**GOAL**
Provide the number of lines where the word "Launch" occurs, and no other text.

**INFORMATION SHOWN**
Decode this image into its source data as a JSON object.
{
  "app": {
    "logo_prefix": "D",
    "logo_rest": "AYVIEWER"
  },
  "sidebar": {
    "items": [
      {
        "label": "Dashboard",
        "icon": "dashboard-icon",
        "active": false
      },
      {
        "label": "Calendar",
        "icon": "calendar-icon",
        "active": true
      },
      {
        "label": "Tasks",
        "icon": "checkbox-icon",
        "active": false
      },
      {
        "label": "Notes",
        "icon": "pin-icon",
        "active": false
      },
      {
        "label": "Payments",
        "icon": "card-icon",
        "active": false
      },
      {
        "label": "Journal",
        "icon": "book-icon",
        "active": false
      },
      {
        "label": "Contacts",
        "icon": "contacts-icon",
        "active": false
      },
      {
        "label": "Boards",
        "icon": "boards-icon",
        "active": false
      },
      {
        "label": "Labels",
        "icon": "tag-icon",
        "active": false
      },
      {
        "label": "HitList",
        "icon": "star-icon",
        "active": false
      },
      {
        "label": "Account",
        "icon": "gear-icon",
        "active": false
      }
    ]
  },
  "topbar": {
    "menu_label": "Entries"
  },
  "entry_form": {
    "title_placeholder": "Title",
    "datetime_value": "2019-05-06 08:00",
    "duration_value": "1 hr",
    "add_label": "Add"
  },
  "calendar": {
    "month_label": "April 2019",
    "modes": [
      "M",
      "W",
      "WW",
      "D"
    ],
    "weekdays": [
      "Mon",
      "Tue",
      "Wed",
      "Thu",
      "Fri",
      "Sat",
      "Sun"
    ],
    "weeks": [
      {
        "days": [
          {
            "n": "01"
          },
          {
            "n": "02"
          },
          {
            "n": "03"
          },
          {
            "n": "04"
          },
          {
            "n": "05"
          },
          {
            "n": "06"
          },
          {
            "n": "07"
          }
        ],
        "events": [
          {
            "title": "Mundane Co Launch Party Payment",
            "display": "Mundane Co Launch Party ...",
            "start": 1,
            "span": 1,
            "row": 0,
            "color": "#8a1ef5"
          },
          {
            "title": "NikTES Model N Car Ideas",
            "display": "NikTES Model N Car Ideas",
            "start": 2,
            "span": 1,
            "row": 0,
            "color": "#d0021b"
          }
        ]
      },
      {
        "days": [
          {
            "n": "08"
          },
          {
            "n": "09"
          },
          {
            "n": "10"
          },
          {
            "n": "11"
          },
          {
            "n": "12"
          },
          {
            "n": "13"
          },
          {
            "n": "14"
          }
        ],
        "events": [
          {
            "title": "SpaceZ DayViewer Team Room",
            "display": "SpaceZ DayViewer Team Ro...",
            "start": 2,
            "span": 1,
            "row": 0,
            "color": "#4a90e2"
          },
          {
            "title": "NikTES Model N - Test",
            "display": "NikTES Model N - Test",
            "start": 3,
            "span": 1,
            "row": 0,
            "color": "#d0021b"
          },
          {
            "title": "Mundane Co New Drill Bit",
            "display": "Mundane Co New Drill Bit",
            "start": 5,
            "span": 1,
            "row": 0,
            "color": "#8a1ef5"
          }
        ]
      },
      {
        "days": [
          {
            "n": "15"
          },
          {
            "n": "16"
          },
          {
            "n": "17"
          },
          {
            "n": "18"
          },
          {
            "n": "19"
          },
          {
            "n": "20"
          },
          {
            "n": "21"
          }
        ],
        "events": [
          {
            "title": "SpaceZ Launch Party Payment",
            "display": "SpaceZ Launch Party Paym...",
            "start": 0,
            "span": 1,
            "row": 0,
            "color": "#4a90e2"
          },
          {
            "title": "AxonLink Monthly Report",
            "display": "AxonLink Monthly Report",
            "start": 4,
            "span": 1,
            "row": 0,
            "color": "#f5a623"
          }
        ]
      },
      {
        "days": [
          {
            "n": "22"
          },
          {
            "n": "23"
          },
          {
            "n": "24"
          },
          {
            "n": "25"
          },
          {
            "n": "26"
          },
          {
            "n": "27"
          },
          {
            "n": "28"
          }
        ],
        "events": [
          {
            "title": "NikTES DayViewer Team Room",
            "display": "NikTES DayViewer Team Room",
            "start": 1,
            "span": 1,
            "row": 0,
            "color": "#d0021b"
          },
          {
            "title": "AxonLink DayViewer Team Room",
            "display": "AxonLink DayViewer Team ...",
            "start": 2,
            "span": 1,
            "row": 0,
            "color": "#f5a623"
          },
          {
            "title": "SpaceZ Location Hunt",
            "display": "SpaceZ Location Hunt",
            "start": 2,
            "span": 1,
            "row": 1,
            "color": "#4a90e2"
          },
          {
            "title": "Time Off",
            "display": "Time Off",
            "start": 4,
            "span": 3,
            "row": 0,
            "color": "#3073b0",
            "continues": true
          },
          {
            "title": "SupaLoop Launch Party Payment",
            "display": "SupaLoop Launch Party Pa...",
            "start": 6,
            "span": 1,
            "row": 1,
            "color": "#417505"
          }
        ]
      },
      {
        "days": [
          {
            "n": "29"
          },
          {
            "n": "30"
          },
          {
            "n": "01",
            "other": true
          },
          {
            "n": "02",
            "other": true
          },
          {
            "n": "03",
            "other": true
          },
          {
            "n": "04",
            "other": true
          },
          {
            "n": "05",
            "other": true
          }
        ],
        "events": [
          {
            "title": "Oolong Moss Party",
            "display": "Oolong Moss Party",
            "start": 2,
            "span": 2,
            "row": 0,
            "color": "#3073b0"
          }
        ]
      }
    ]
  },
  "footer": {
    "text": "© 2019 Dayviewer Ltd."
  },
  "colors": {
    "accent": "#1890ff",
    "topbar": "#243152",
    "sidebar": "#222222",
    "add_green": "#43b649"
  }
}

**SOLUTION BELOW**
6